** Start of Given information **

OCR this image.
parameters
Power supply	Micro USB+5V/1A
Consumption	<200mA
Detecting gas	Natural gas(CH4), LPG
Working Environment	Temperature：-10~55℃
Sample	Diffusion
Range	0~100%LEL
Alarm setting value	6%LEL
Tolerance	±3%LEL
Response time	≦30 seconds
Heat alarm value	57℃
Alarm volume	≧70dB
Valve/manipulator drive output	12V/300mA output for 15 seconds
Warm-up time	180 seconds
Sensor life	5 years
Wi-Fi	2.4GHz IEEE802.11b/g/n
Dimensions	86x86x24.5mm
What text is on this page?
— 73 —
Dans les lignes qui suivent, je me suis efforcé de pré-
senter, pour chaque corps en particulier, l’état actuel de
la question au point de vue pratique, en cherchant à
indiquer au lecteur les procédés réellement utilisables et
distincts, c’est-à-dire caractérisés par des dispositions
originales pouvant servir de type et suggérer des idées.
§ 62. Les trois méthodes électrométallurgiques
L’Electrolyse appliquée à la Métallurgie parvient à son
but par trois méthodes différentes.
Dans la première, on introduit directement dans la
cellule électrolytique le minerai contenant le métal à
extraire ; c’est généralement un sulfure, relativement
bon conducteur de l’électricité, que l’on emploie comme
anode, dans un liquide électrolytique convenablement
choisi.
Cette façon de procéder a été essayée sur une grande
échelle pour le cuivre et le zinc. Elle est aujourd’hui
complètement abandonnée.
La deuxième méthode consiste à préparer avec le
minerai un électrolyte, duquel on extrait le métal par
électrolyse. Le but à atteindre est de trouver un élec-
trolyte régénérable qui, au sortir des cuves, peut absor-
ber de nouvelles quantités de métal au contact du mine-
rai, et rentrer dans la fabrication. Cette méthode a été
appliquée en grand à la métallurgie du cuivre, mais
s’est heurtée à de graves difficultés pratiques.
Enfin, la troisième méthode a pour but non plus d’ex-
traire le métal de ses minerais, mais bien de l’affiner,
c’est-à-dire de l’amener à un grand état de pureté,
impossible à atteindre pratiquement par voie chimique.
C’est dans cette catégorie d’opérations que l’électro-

** End of Given information **

> **Task description**:
Everything in the listing above should be restated exactly.

> **Exercise result**:
OCR this image.
parameters
Power supply	Micro USB+5V/1A
Consumption	<200mA
Detecting gas	Natural gas(CH4), LPG
Working Environment	Temperature：-10~55℃
Sample	Diffusion
Range	0~100%LEL
Alarm setting value	6%LEL
Tolerance	±3%LEL
Response time	≦30 seconds
Heat alarm value	57℃
Alarm volume	≧70dB
Valve/manipulator drive output	12V/300mA output for 15 seconds
Warm-up time	180 seconds
Sensor life	5 years
Wi-Fi	2.4GHz IEEE802.11b/g/n
Dimensions	86x86x24.5mm
What text is on this page?
— 73 —
Dans les lignes qui suivent, je me suis efforcé de pré-
senter, pour chaque corps en particulier, l’état actuel de
la question au point de vue pratique, en cherchant à
indiquer au lecteur les procédés réellement utilisables et
distincts, c’est-à-dire caractérisés par des dispositions
originales pouvant servir de type et suggérer des idées.
§ 62. Les trois méthodes électrométallurgiques
L’Electrolyse appliquée à la Métallurgie parvient à son
but par trois méthodes différentes.
Dans la première, on introduit directement dans la
cellule électrolytique le minerai contenant le métal à
extraire ; c’est généralement un sulfure, relativement
bon conducteur de l’électricité, que l’on emploie comme
anode, dans un liquide électrolytique convenablement
choisi.
Cette façon de procéder a été essayée sur une grande
échelle pour le cuivre et le zinc. Elle est aujourd’hui
complètement abandonnée.
La deuxième méthode consiste à préparer avec le
minerai un électrolyte, duquel on extrait le métal par
électrolyse. Le but à atteindre est de trouver un élec-
trolyte régénérable qui, au sortir des cuves, peut absor-
ber de nouvelles quantités de métal au contact du mine-
rai, et rentrer dans la fabrication. Cette méthode a été
appliquée en grand à la métallurgie du cuivre, mais
s’est heurtée à de graves difficultés pratiques.
Enfin, la troisième méthode a pour but non plus d’ex-
traire le métal de ses minerais, mais bien de l’affiner,
c’est-à-dire de l’amener à un grand état de pureté,
impossible à atteindre pratiquement par voie chimique.
C’est dans cette catégorie d’opérations que l’électro-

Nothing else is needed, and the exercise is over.